◆ THE REQUEST:
For each line below that contains the string "machine", copy that line.

◆ DATA RECORDS:
+-------+

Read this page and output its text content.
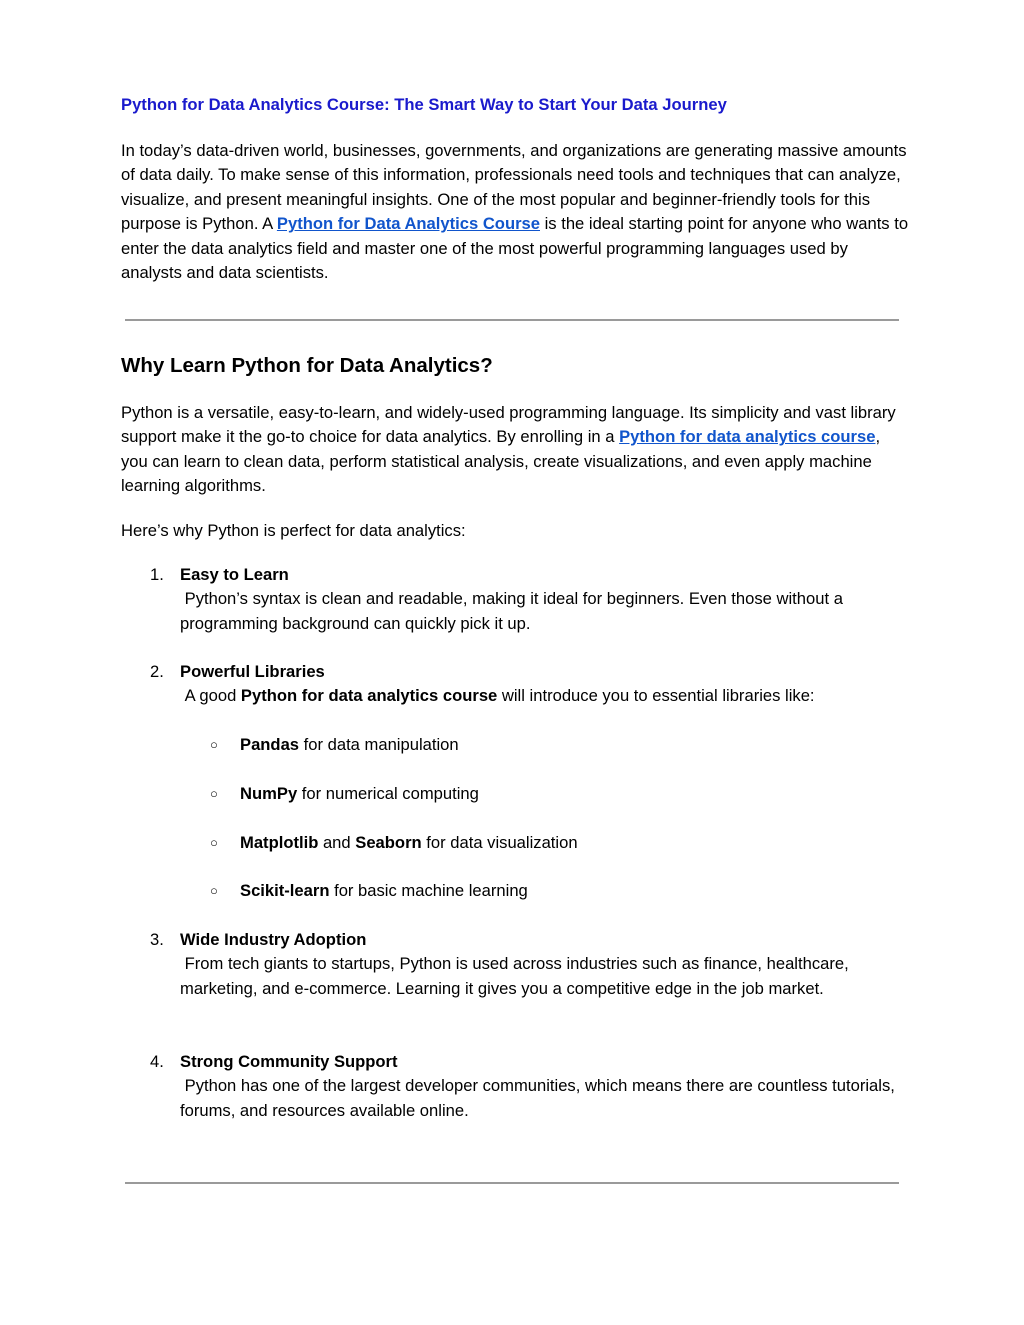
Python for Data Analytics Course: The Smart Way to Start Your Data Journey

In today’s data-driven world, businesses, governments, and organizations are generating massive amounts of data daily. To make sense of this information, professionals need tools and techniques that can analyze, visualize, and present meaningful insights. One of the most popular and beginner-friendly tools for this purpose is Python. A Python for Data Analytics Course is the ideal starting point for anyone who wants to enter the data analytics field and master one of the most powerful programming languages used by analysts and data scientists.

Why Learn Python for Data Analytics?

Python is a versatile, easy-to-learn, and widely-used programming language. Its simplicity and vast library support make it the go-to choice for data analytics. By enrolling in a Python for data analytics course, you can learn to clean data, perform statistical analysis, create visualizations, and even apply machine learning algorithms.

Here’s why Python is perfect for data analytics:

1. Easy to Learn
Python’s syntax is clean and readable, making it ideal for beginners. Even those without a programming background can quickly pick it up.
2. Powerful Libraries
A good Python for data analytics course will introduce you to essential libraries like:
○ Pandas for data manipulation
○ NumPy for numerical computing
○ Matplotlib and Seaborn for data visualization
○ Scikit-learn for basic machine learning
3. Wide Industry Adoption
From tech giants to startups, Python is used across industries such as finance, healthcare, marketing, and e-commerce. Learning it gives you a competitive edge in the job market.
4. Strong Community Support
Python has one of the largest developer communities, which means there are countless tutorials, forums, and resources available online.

+-------+

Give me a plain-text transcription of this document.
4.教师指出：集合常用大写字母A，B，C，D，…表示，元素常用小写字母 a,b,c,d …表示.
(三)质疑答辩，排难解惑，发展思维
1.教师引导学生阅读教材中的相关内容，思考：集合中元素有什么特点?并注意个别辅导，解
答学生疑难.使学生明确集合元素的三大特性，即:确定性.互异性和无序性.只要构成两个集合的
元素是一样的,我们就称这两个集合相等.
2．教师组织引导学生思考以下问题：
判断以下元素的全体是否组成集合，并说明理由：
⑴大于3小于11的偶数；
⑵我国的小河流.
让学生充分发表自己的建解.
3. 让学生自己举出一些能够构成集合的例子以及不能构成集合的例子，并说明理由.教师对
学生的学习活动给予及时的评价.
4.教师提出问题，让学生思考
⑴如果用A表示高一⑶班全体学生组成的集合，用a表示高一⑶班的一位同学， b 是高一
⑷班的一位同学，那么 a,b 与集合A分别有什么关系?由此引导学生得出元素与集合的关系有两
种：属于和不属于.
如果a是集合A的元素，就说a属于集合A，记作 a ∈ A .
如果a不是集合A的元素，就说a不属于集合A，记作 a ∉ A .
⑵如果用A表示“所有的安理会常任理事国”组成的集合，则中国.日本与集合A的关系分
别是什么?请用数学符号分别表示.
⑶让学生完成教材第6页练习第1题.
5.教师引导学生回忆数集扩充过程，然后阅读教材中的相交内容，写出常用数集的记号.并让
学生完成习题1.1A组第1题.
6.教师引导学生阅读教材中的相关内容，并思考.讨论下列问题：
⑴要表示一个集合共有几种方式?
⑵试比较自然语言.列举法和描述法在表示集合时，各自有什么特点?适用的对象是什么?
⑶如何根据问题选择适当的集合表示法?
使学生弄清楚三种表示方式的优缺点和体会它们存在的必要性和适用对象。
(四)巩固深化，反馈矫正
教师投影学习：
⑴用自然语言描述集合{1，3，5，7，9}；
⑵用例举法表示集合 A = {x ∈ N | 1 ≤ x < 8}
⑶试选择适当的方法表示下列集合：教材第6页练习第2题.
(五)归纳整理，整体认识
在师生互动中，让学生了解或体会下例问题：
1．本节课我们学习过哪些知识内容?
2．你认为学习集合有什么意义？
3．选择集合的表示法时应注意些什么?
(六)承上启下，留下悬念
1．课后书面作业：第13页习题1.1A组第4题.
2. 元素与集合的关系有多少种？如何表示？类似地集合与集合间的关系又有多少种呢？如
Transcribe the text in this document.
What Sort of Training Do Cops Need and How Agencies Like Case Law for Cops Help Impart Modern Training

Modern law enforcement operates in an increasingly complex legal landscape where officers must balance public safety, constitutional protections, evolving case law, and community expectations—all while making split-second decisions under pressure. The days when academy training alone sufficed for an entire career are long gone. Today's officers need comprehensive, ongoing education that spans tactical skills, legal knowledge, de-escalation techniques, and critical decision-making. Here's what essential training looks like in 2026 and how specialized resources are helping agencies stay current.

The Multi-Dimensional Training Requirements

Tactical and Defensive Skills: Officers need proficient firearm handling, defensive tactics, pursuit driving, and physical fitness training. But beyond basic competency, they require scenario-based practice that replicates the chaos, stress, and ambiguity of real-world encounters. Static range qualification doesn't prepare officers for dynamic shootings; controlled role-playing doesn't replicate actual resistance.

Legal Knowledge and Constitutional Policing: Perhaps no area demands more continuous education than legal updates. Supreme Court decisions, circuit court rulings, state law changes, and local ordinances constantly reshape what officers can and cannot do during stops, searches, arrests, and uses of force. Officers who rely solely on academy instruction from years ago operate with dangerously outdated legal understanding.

+-------+

◆ PROBLEM SOLUTION:
Python is a versatile, easy-to-learn, and widely-used programming language. Its simplicity and vast library support make it the go-to choice for data analytics. By enrolling in a Python for data analytics course, you can learn to clean data, perform statistical analysis, create visualizations, and even apply machine learning algorithms.
○ Scikit-learn for basic machine learning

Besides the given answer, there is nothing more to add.